Text:

- - - - -

THE FAIRFIELD COUNTY BAR ASSOCIATION
RESIDENTIAL REAL ESTATE SALES AGREEMENT
(Revised May 9, 2007;May 13, 2009)
AGREEMENT made as of the day of 200__ BETWEEN of ______(hereinafter referred to as the SELLER, whether one or more), and of (hereinafter referred to as the BUYER, whether one or more).
W I T N E S S E T H:
1. PROPERTY. The SELLER, in consideration of the purchase price hereinafter specified, hereby agrees to sell and convey, and the BUYER hereby agrees to purchase the real property commonly known as ______, Connecticut and specifically described in ScheduleA attached hereto (the "Premises") subject to the encumbrances and exceptions to title set forth or referred to in paragraph 6(e) and Schedule A (legal description and exceptions, if any) attached hereto.
2. CONSIDERATION. The purchase price is ______
($______) DOLLARS which the BUYER agrees to pay as follows:
(a)As a part of the deposit heretofore paid, receipt of which is hereby acknowledged, subject to collection; / $______(b)As the balance of the deposit before or upon the signing of this Agreement, receipt of which is hereby acknowledged, subject to collection; / $______
(c)Upon the delivery of the deed by wire transfer or by certified check or official cashier’s check drawn by and upon a federally regulated or state chartered bank, the proceeds of which are immediately available; / $______
TOTAL / $
Any deposit made hereunder shall be paid to the SELLER's attorney who shall hold the same as escrow agent subject to the terms and conditions hereof and release same to SELLER at the time of closing or to the party entitled thereto upon sooner termination of this Agreement. Any other deposits held by other parties shall immediately be forwarded to SELLER's attorney to be held under the same conditions. In the event of any actual or claimed dispute, the SELLER’S attorney may commence an action of interpleader or similar proceeding and may deposit the down payment with a court of competent jurisdiction, whereupon said attorney shall have no further liability or obligation with regard to said funds.
Mortgage company checks or similar checks, unless certified, DO NOT represent immediate funds and will not be accepted at the time of closing. Trustee checks are NOT acceptable funds for any payment required under Paragraph 2(c) of this Agreement. In the event SELLER or his attorney accepts BUYER's attorney's trustee check in lieu of other funds, BUYER agrees that no stop payment order or direction will be issued with respect to such check(s). This provision shall survive the closing.

- - - - -

Excerpted records:
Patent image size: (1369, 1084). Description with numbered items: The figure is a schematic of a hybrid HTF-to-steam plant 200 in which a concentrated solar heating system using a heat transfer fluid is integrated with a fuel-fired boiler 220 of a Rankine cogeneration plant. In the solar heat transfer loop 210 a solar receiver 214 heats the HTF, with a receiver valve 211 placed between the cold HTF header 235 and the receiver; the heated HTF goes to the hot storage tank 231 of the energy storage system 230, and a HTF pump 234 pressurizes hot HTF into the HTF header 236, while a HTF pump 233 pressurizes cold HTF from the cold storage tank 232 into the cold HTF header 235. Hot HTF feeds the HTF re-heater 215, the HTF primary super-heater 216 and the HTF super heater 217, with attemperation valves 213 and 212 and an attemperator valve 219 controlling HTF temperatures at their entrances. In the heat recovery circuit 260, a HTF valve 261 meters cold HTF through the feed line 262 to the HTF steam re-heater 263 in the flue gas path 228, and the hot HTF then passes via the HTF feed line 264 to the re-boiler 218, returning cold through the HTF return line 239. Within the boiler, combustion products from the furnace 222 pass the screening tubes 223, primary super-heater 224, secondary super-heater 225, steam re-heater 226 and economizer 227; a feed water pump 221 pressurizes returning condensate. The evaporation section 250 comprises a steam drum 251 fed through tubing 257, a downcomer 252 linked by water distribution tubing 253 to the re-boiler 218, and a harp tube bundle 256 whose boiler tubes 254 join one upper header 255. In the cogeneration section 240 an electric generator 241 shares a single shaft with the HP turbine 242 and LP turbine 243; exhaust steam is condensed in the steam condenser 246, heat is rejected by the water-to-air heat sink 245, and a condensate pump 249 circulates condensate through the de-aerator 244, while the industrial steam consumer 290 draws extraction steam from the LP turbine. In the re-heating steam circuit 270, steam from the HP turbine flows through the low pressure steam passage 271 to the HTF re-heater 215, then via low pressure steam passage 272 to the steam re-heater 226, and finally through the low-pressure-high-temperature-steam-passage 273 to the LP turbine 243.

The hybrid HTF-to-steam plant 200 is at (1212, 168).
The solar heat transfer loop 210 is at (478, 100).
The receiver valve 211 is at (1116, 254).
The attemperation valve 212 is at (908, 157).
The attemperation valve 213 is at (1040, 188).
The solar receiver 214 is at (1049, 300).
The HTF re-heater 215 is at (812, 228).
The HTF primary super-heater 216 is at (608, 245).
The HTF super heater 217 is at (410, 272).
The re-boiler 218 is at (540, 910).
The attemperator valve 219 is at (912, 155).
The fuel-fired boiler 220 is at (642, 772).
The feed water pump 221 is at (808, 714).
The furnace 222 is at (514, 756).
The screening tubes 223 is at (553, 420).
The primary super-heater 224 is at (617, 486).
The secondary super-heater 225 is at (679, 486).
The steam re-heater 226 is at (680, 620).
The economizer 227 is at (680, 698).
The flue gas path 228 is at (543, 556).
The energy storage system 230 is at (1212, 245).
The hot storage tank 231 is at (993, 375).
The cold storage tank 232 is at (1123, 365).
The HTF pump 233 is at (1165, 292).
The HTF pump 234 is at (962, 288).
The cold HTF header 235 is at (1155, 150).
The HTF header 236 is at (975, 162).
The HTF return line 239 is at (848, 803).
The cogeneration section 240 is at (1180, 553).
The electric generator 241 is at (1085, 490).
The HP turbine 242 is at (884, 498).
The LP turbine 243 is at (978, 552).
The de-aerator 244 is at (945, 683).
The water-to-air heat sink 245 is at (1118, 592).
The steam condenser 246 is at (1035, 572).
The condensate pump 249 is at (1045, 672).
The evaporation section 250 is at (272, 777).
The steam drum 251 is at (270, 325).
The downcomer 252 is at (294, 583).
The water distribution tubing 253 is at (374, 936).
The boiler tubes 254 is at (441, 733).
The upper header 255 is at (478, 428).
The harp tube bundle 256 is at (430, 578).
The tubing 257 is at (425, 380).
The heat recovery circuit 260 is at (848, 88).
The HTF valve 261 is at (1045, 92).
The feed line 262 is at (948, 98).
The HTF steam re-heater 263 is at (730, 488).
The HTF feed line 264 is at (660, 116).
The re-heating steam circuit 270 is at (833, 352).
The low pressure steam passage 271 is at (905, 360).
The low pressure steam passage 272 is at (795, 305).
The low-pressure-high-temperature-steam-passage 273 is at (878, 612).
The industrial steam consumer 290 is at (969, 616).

- - - - -

Request 1:
According to the sales agreement, who holds any deposit paid under it?
Request 2:
List the forms of payment that the sales agreement allows for the amount due upon delivery of the deed.
Request 3:
Write out the sales agreement again, starting at "Mortgage company checks" and ending at "survive the closing.", and swap "closing" for "settlement".

Exercise result 1:
The SELLER's attorney holds it as escrow agent.

Exercise result 2:
- Wire transfer
- Certified check drawn by and upon a federally regulated or state chartered bank
- Official cashier's check drawn by and upon a federally regulated or state chartered bank

Exercise result 3:
Mortgage company checks or similar checks, unless certified, DO NOT represent immediate funds and will not be accepted at the time of settlement. Trustee checks are NOT acceptable funds for any payment required under Paragraph 2(c) of this Agreement. In the event SELLER or his attorney accepts BUYER's attorney's trustee check in lieu of other funds, BUYER agrees that no stop payment order or direction will be issued with respect to such check(s). This provision shall survive the settlement.